> **PROMPT**:
Hunt for the word "measures" across the entries below, copying each line that holds it.
[start TASK DATA]
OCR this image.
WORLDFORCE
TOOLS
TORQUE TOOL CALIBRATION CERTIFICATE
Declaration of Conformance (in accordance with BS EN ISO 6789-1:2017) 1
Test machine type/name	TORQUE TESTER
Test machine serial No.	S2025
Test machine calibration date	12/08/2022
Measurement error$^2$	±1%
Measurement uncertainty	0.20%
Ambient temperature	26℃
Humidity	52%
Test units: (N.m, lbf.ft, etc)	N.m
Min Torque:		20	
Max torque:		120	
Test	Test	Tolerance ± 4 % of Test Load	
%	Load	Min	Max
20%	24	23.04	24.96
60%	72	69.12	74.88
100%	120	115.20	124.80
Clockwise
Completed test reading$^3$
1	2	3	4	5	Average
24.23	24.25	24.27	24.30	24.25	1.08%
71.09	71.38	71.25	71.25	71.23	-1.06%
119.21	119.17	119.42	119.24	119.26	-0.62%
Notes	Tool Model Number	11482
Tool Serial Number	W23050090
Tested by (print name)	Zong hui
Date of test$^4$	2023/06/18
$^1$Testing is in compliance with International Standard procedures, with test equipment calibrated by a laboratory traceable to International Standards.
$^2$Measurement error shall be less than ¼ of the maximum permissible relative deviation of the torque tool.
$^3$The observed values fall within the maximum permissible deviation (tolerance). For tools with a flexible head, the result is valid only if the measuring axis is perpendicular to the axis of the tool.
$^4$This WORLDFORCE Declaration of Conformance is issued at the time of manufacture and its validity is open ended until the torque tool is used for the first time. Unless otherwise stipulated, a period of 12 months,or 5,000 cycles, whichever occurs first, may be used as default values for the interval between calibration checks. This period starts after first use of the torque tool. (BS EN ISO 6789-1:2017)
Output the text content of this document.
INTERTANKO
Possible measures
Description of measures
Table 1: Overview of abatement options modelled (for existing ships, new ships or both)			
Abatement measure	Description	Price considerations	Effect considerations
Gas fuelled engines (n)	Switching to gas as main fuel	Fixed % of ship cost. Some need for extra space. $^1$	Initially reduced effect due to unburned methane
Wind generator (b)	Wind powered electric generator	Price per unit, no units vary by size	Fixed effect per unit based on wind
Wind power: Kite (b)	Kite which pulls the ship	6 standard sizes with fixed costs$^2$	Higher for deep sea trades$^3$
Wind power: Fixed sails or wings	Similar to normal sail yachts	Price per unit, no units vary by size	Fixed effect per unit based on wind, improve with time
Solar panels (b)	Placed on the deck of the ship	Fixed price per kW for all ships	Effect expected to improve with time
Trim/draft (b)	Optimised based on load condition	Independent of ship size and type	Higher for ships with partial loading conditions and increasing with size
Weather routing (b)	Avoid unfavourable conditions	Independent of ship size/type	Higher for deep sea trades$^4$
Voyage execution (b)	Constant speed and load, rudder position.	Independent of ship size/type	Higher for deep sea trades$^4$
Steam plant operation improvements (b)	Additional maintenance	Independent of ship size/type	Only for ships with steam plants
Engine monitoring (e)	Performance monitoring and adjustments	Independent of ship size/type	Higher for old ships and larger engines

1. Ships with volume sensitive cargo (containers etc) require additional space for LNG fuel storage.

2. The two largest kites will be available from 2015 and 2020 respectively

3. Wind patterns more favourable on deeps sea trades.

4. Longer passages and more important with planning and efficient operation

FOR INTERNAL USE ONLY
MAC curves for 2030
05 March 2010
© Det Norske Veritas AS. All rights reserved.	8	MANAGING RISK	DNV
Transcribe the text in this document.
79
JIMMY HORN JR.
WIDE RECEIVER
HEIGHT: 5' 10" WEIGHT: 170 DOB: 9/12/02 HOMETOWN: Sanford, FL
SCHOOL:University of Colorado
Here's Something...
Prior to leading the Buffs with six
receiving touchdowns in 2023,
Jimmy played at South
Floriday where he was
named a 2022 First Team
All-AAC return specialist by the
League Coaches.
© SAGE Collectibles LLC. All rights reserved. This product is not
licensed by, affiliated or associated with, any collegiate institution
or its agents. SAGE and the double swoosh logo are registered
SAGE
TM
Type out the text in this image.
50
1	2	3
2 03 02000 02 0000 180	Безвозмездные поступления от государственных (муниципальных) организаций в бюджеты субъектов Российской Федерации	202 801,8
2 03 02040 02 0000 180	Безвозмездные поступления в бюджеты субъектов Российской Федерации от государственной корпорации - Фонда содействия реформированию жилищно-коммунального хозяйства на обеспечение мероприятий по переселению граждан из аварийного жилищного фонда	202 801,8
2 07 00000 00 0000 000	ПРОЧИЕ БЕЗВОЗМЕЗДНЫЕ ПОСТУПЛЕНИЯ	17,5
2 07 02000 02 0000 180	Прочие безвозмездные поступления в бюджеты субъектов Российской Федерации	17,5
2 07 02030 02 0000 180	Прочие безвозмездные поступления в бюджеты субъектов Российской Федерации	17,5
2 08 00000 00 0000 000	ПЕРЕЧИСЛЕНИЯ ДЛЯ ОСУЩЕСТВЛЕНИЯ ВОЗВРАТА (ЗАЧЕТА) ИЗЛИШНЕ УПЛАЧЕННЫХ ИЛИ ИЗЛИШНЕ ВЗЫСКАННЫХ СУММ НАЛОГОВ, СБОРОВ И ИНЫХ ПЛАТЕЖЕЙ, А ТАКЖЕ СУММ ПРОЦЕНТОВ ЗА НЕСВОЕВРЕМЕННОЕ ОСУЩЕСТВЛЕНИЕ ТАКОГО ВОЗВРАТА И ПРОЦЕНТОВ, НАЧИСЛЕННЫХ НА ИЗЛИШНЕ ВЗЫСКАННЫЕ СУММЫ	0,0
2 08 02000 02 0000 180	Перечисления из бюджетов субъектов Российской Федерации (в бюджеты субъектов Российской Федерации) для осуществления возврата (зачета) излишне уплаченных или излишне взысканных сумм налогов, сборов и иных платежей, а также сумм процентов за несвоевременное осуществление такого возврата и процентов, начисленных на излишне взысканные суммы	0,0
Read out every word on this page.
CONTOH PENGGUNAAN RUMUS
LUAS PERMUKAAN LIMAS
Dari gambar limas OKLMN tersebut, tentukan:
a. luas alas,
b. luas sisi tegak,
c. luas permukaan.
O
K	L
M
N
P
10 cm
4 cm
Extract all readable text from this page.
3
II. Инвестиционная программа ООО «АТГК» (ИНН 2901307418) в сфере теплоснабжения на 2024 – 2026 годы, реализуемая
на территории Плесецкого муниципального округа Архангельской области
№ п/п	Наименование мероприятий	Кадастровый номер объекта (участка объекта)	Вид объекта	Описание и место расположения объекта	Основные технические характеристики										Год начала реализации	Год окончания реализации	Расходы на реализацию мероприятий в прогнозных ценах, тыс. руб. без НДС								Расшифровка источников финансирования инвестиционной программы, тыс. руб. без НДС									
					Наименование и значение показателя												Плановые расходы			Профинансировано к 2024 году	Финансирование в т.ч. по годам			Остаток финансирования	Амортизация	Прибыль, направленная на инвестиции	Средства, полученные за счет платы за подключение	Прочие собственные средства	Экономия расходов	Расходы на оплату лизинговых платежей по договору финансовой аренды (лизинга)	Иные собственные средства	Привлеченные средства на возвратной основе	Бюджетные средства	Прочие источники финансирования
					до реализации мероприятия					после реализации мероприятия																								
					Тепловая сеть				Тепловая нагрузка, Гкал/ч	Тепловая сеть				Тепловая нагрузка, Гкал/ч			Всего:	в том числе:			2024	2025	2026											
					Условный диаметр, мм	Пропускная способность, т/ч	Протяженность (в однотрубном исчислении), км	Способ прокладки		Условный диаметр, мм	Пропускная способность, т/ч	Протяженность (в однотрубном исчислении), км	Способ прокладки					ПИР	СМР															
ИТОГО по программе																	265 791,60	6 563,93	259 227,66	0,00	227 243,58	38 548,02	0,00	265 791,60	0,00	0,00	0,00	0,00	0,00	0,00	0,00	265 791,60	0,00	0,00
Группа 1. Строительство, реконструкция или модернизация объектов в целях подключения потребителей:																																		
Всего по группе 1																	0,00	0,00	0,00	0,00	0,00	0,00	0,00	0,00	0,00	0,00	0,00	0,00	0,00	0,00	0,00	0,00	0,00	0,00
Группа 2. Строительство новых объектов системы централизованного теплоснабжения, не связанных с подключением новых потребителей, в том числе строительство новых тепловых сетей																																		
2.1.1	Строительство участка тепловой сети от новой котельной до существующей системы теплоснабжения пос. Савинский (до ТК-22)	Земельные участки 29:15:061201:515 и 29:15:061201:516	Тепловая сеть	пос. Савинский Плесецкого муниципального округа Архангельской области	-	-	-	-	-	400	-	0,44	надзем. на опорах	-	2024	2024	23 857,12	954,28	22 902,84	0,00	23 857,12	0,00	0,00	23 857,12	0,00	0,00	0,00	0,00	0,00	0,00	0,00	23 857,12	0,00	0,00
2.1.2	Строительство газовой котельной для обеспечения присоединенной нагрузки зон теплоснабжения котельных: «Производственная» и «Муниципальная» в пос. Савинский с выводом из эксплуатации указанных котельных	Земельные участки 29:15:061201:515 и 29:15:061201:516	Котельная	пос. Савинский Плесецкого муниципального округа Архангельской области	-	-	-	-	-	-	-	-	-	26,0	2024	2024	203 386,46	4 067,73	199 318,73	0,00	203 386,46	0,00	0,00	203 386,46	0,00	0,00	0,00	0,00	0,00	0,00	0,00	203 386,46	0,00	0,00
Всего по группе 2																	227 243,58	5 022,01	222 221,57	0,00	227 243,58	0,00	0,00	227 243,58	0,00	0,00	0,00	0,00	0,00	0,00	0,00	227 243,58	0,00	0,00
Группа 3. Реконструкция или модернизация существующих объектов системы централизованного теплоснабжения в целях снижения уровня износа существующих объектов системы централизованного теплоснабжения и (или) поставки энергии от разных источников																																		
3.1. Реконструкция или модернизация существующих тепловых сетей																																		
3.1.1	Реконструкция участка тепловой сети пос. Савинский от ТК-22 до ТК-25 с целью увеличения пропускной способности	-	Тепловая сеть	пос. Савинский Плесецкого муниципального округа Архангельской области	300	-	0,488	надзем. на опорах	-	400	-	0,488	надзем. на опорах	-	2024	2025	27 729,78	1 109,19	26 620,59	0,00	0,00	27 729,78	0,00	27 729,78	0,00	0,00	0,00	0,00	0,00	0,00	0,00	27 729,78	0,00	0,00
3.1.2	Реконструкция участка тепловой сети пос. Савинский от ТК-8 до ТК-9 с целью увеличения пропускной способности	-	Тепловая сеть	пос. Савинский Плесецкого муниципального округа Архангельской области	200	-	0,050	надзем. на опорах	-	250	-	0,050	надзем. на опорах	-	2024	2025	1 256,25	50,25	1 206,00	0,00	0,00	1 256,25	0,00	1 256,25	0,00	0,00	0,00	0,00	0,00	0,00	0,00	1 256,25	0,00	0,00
[end TASK DATA]
> **EXERCISE SOLUTION**:
Possible measures
Description of measures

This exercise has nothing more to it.